- [What is being asked] For every line in the data below that contains "الاجزاء", copy the line.

Lines of data
####

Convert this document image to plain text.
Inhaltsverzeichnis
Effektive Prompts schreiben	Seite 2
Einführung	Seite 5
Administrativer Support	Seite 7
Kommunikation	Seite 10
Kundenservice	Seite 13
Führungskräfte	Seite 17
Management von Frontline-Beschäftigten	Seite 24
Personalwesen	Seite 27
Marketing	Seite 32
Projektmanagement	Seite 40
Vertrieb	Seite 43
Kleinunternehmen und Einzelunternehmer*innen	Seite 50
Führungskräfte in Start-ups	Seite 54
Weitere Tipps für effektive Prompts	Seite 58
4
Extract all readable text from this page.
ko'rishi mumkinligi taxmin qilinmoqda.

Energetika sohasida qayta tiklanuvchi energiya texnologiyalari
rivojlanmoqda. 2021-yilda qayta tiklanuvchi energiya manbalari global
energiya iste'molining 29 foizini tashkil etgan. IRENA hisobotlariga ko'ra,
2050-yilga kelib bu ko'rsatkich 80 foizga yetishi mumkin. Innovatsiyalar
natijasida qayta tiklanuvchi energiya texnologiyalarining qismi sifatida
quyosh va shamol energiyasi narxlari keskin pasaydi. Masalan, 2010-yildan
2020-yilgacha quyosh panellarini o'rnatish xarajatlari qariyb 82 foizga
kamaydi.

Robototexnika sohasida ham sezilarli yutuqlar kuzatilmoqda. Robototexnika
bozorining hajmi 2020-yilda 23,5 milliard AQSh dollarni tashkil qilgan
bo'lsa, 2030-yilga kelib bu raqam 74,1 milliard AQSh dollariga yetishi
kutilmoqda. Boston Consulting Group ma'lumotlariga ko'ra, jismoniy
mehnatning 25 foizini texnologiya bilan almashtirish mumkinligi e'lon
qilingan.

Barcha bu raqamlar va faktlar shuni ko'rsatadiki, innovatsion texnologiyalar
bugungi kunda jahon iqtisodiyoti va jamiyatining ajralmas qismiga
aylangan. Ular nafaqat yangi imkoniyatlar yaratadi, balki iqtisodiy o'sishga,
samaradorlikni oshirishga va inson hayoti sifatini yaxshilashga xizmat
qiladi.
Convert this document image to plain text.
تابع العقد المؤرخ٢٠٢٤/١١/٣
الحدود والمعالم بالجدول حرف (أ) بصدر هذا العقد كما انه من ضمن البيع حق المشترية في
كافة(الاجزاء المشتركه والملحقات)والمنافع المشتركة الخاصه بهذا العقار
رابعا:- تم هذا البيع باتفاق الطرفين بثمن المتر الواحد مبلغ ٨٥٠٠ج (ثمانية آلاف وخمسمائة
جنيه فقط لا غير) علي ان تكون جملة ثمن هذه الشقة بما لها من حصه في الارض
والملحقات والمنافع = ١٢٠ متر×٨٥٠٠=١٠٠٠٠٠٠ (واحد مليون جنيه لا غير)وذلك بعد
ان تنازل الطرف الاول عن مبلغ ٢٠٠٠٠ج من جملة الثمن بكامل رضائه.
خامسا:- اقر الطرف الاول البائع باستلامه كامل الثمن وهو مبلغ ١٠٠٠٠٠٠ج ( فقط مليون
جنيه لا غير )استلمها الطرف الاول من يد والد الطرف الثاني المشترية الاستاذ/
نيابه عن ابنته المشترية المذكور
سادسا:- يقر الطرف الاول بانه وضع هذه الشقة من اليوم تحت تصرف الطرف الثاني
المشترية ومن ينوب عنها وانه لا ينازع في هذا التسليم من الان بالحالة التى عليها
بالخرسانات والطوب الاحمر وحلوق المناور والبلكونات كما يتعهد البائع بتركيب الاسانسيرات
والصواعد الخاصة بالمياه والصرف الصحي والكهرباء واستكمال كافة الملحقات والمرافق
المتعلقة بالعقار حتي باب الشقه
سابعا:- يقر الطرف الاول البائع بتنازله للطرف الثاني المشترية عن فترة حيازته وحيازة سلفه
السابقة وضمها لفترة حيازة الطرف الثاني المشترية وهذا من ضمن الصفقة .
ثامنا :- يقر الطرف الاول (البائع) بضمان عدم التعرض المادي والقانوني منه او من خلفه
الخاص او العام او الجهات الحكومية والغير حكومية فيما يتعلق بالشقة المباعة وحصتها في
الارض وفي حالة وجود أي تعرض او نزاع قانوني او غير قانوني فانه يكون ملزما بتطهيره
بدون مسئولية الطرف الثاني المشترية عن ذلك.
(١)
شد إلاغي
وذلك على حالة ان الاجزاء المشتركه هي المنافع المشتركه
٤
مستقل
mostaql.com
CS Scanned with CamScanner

####

- [Finished exercise]
كافة(الاجزاء المشتركه والملحقات)والمنافع المشتركة الخاصه بهذا العقار
وذلك على حالة ان الاجزاء المشتركه هي المنافع المشتركه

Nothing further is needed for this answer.